__Saved entries__
=====

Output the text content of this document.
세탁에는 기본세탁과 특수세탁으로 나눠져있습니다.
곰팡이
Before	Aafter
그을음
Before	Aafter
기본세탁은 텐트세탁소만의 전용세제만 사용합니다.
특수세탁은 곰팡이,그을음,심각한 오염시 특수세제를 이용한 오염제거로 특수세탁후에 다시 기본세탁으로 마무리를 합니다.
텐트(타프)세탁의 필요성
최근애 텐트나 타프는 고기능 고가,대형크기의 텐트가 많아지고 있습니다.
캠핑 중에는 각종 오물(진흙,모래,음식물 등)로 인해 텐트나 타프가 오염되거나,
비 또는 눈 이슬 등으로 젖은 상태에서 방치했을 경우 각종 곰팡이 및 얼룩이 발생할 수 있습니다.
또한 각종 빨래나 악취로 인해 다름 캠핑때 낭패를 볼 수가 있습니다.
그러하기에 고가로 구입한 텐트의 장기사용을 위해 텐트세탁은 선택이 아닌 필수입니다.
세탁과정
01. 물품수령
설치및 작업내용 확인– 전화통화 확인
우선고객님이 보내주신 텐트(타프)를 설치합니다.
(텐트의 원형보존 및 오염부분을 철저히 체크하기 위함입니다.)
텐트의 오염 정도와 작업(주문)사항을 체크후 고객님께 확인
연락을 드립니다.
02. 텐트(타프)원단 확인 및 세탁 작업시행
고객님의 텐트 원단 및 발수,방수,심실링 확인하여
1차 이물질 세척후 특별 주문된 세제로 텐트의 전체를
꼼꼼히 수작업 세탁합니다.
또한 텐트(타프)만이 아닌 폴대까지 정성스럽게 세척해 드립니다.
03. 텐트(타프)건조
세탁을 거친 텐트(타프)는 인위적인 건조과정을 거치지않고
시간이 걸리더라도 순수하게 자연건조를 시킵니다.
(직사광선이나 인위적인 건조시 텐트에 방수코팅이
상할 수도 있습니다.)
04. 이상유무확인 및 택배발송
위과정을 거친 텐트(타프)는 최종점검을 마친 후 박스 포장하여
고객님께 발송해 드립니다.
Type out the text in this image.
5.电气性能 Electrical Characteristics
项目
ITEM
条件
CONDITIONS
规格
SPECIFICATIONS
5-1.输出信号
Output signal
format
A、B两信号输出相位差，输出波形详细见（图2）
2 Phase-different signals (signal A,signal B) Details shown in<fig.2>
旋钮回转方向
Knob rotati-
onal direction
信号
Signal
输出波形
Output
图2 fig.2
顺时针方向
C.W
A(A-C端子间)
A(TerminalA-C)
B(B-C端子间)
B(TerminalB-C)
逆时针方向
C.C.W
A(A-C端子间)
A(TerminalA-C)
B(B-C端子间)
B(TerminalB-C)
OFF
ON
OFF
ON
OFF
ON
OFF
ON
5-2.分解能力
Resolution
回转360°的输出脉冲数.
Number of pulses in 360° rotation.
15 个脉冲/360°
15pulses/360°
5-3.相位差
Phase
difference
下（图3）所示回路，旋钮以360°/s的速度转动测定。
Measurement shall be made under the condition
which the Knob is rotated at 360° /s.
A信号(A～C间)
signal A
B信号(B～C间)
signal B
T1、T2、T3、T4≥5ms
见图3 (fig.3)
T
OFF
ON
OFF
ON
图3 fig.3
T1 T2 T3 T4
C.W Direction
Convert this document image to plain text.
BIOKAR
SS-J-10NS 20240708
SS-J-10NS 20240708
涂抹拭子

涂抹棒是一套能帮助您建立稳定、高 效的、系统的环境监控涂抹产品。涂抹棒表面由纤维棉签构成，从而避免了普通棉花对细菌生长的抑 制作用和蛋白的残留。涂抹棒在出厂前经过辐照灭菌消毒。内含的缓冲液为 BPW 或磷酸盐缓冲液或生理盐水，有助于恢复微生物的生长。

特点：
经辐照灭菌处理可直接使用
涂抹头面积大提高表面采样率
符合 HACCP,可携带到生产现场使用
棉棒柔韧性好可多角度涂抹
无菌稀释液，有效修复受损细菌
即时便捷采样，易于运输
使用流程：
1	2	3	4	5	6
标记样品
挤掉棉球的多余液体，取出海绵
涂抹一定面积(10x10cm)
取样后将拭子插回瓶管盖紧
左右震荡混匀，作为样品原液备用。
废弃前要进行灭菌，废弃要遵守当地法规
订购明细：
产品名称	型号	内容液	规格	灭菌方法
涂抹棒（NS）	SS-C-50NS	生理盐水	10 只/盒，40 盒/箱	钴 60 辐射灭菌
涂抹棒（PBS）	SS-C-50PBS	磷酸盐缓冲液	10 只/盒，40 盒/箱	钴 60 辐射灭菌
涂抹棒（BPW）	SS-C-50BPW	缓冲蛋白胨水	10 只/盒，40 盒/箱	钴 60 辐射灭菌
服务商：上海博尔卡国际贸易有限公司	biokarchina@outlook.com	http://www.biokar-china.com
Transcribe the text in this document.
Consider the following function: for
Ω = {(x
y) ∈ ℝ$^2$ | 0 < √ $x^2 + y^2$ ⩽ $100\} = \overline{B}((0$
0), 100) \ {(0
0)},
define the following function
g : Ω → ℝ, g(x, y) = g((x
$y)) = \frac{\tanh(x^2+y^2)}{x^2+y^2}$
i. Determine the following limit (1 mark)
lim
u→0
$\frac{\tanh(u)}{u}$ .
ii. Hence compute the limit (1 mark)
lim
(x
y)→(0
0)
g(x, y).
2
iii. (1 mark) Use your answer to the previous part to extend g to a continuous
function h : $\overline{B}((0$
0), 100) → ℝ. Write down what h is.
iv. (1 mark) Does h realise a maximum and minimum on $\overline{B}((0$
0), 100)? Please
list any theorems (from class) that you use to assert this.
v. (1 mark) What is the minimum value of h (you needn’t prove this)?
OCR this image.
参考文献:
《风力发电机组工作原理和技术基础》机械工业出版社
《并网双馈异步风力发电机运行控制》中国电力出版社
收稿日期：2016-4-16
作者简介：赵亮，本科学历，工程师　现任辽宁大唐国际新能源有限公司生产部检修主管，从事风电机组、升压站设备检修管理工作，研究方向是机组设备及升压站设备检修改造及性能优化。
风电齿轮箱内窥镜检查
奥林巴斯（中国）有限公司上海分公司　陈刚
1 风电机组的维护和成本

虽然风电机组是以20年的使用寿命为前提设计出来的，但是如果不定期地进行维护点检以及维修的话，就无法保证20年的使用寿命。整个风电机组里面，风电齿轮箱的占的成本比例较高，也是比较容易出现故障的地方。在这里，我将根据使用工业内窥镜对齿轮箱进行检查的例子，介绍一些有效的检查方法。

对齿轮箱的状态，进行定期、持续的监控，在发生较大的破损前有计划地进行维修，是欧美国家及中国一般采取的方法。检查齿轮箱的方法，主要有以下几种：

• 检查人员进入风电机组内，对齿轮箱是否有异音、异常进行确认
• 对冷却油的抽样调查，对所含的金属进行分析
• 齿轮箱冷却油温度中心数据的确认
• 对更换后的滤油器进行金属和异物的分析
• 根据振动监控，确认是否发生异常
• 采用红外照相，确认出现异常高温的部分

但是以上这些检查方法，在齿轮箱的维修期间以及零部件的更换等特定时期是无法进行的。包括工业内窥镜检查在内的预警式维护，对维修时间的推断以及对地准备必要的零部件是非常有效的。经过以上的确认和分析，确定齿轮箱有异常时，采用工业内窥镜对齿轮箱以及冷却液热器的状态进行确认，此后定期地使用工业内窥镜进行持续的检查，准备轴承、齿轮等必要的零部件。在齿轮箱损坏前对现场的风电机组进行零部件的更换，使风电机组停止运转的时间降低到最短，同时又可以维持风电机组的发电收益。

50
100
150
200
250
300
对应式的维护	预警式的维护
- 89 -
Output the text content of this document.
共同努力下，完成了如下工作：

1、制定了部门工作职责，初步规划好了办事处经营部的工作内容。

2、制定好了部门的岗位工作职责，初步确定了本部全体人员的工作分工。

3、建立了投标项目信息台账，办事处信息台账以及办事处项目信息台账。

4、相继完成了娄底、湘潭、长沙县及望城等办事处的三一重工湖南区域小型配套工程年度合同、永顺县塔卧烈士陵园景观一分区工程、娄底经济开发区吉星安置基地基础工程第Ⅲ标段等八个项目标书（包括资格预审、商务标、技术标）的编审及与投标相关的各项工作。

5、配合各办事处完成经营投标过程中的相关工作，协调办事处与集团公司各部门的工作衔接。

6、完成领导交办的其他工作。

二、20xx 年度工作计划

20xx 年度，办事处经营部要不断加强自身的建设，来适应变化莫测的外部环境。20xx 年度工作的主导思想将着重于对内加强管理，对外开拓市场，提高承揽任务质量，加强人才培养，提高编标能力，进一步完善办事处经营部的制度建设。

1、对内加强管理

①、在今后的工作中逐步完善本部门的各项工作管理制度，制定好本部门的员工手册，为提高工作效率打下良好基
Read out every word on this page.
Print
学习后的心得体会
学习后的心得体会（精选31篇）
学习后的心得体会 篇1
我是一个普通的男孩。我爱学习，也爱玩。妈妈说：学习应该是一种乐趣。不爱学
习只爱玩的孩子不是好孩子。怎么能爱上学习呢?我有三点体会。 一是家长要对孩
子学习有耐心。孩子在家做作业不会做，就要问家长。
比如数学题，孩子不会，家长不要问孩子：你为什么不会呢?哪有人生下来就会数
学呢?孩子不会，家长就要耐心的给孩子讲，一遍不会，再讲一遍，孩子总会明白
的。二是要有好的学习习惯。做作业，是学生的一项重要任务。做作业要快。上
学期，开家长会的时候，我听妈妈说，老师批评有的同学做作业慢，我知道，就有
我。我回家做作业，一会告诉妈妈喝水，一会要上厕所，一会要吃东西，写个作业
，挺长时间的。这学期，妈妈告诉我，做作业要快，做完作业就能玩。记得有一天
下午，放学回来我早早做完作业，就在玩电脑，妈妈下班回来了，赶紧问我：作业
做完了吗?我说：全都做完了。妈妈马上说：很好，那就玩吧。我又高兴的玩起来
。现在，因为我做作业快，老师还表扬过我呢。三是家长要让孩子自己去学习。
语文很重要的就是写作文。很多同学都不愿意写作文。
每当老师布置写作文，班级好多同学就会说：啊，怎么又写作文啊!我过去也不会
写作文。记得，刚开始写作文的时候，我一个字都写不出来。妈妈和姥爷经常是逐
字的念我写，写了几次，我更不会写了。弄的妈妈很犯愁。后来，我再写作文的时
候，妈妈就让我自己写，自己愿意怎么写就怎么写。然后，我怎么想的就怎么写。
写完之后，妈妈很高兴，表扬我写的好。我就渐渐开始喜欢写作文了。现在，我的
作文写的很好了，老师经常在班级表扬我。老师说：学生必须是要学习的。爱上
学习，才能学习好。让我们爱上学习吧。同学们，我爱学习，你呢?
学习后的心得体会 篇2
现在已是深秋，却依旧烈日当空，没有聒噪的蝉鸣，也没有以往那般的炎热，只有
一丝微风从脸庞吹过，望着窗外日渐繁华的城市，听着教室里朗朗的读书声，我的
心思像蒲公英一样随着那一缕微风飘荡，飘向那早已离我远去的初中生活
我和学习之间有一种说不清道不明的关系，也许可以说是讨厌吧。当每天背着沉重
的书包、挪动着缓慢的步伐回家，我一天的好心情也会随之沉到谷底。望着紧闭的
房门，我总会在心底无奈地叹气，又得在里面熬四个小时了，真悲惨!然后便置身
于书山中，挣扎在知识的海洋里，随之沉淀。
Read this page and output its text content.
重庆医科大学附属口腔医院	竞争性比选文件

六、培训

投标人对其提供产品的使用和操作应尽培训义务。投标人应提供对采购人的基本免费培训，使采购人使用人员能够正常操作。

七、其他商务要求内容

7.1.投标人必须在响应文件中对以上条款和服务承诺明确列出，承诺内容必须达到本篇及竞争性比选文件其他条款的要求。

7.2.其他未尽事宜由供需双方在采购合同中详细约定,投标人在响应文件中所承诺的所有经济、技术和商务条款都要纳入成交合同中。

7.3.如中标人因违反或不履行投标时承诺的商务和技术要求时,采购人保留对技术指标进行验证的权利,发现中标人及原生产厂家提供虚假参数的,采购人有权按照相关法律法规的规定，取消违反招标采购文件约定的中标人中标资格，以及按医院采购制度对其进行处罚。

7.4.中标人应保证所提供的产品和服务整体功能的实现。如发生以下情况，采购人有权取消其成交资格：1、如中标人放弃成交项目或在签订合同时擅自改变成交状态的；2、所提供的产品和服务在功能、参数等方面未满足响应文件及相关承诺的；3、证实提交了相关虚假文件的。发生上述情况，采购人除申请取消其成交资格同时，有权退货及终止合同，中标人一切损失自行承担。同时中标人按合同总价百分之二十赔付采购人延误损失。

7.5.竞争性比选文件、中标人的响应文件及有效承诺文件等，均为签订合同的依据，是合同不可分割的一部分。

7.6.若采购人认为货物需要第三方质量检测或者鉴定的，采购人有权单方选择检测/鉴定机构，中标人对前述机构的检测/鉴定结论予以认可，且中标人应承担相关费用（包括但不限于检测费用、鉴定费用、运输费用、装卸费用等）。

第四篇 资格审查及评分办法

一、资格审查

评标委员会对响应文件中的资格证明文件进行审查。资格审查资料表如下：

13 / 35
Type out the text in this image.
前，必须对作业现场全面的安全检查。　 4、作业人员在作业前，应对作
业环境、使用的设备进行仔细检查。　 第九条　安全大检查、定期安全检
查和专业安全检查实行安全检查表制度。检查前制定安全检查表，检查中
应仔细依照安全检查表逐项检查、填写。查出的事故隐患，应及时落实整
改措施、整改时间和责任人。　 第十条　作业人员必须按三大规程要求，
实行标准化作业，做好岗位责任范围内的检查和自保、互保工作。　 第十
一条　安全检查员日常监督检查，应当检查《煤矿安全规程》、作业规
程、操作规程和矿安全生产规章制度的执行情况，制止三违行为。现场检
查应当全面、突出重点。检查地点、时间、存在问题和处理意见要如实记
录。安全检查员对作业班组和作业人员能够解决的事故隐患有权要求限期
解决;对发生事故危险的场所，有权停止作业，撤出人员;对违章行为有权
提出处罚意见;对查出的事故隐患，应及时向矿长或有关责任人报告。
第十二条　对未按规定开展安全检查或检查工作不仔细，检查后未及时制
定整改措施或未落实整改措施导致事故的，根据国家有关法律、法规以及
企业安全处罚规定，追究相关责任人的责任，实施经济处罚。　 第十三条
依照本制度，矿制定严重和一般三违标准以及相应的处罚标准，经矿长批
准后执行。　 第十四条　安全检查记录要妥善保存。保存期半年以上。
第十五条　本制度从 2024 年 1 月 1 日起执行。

=====

__WHAT THIS TASK INVOLVES__
Gather from the records above every line containing the string "page".

__ANSWER TO THE PROBLEM__
Read out every word on this page.
Read this page and output its text content.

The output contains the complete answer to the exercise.